_AIM OF THE EXERCISE:_
Restate every line of the material that follows, word for word.

_TASK INPUT:_

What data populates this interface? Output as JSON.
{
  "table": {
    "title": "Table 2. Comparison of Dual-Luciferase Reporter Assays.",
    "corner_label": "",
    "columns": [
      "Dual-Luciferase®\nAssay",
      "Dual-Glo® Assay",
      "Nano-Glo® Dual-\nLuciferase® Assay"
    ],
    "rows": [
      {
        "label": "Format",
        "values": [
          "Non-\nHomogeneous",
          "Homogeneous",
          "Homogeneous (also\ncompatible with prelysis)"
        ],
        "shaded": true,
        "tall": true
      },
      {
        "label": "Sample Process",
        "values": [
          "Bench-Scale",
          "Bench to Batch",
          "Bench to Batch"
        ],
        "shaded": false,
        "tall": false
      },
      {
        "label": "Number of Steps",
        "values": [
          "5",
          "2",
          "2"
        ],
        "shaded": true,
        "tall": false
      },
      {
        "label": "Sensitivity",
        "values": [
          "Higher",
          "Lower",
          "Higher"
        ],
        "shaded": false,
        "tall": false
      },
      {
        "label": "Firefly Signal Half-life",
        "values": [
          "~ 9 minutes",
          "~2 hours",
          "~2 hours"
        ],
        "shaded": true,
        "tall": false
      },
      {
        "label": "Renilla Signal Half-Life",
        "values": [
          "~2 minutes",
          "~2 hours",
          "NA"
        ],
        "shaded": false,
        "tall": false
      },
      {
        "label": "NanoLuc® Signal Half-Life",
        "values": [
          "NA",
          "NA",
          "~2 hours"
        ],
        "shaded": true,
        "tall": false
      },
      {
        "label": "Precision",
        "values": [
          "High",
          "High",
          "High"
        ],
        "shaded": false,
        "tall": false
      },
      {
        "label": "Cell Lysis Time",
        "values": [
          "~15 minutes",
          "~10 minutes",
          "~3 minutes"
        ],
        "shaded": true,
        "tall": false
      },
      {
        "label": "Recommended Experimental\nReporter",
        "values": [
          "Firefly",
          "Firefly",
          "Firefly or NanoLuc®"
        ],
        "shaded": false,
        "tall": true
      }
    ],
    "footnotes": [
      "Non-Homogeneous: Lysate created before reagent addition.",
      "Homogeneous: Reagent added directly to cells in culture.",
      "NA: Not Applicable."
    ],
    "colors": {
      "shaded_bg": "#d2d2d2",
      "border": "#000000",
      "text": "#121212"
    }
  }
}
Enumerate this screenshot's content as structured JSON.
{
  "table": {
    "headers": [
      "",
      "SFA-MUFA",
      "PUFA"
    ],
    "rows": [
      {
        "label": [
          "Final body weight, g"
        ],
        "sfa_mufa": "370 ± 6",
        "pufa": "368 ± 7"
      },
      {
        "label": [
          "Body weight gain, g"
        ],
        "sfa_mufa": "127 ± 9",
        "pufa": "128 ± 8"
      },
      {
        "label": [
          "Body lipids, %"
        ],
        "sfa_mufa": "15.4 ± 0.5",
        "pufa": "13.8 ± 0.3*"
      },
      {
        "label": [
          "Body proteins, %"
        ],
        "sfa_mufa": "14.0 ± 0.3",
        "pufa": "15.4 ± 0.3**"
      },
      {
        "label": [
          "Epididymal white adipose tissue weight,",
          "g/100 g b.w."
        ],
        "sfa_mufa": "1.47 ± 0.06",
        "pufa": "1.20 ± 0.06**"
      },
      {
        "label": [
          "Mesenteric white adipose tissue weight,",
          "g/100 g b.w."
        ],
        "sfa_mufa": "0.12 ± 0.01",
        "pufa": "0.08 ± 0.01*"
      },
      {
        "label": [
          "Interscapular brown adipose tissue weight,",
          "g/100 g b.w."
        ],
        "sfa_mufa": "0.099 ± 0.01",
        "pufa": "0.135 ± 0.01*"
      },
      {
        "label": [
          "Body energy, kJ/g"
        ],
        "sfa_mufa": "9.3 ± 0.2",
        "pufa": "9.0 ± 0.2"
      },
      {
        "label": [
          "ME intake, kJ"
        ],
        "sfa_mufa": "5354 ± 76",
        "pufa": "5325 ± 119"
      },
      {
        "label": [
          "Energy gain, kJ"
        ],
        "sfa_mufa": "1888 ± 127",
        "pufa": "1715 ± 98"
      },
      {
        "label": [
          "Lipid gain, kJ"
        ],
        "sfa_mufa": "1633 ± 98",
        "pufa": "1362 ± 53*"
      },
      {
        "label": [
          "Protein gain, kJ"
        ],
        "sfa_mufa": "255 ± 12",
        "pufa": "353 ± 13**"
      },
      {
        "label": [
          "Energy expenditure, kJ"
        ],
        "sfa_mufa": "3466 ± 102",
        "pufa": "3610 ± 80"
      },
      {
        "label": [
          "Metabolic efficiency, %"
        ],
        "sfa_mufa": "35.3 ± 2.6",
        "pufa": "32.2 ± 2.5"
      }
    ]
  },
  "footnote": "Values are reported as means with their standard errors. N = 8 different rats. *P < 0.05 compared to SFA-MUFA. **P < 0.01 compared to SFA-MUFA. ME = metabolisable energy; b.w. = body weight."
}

_SOLUTION TO THE EXERCISE:_
What data populates this interface? Output as JSON.
{
  "table": {
    "title": "Table 2. Comparison of Dual-Luciferase Reporter Assays.",
    "corner_label": "",
    "columns": [
      "Dual-Luciferase®\nAssay",
      "Dual-Glo® Assay",
      "Nano-Glo® Dual-\nLuciferase® Assay"
    ],
    "rows": [
      {
        "label": "Format",
        "values": [
          "Non-\nHomogeneous",
          "Homogeneous",
          "Homogeneous (also\ncompatible with prelysis)"
        ],
        "shaded": true,
        "tall": true
      },
      {
        "label": "Sample Process",
        "values": [
          "Bench-Scale",
          "Bench to Batch",
          "Bench to Batch"
        ],
        "shaded": false,
        "tall": false
      },
      {
        "label": "Number of Steps",
        "values": [
          "5",
          "2",
          "2"
        ],
        "shaded": true,
        "tall": false
      },
      {
        "label": "Sensitivity",
        "values": [
          "Higher",
          "Lower",
          "Higher"
        ],
        "shaded": false,
        "tall": false
      },
      {
        "label": "Firefly Signal Half-life",
        "values": [
          "~ 9 minutes",
          "~2 hours",
          "~2 hours"
        ],
        "shaded": true,
        "tall": false
      },
      {
        "label": "Renilla Signal Half-Life",
        "values": [
          "~2 minutes",
          "~2 hours",
          "NA"
        ],
        "shaded": false,
        "tall": false
      },
      {
        "label": "NanoLuc® Signal Half-Life",
        "values": [
          "NA",
          "NA",
          "~2 hours"
        ],
        "shaded": true,
        "tall": false
      },
      {
        "label": "Precision",
        "values": [
          "High",
          "High",
          "High"
        ],
        "shaded": false,
        "tall": false
      },
      {
        "label": "Cell Lysis Time",
        "values": [
          "~15 minutes",
          "~10 minutes",
          "~3 minutes"
        ],
        "shaded": true,
        "tall": false
      },
      {
        "label": "Recommended Experimental\nReporter",
        "values": [
          "Firefly",
          "Firefly",
          "Firefly or NanoLuc®"
        ],
        "shaded": false,
        "tall": true
      }
    ],
    "footnotes": [
      "Non-Homogeneous: Lysate created before reagent addition.",
      "Homogeneous: Reagent added directly to cells in culture.",
      "NA: Not Applicable."
    ],
    "colors": {
      "shaded_bg": "#d2d2d2",
      "border": "#000000",
      "text": "#121212"
    }
  }
}
Enumerate this screenshot's content as structured JSON.
{
  "table": {
    "headers": [
      "",
      "SFA-MUFA",
      "PUFA"
    ],
    "rows": [
      {
        "label": [
          "Final body weight, g"
        ],
        "sfa_mufa": "370 ± 6",
        "pufa": "368 ± 7"
      },
      {
        "label": [
          "Body weight gain, g"
        ],
        "sfa_mufa": "127 ± 9",
        "pufa": "128 ± 8"
      },
      {
        "label": [
          "Body lipids, %"
        ],
        "sfa_mufa": "15.4 ± 0.5",
        "pufa": "13.8 ± 0.3*"
      },
      {
        "label": [
          "Body proteins, %"
        ],
        "sfa_mufa": "14.0 ± 0.3",
        "pufa": "15.4 ± 0.3**"
      },
      {
        "label": [
          "Epididymal white adipose tissue weight,",
          "g/100 g b.w."
        ],
        "sfa_mufa": "1.47 ± 0.06",
        "pufa": "1.20 ± 0.06**"
      },
      {
        "label": [
          "Mesenteric white adipose tissue weight,",
          "g/100 g b.w."
        ],
        "sfa_mufa": "0.12 ± 0.01",
        "pufa": "0.08 ± 0.01*"
      },
      {
        "label": [
          "Interscapular brown adipose tissue weight,",
          "g/100 g b.w."
        ],
        "sfa_mufa": "0.099 ± 0.01",
        "pufa": "0.135 ± 0.01*"
      },
      {
        "label": [
          "Body energy, kJ/g"
        ],
        "sfa_mufa": "9.3 ± 0.2",
        "pufa": "9.0 ± 0.2"
      },
      {
        "label": [
          "ME intake, kJ"
        ],
        "sfa_mufa": "5354 ± 76",
        "pufa": "5325 ± 119"
      },
      {
        "label": [
          "Energy gain, kJ"
        ],
        "sfa_mufa": "1888 ± 127",
        "pufa": "1715 ± 98"
      },
      {
        "label": [
          "Lipid gain, kJ"
        ],
        "sfa_mufa": "1633 ± 98",
        "pufa": "1362 ± 53*"
      },
      {
        "label": [
          "Protein gain, kJ"
        ],
        "sfa_mufa": "255 ± 12",
        "pufa": "353 ± 13**"
      },
      {
        "label": [
          "Energy expenditure, kJ"
        ],
        "sfa_mufa": "3466 ± 102",
        "pufa": "3610 ± 80"
      },
      {
        "label": [
          "Metabolic efficiency, %"
        ],
        "sfa_mufa": "35.3 ± 2.6",
        "pufa": "32.2 ± 2.5"
      }
    ]
  },
  "footnote": "Values are reported as means with their standard errors. N = 8 different rats. *P < 0.05 compared to SFA-MUFA. **P < 0.01 compared to SFA-MUFA. ME = metabolisable energy; b.w. = body weight."
}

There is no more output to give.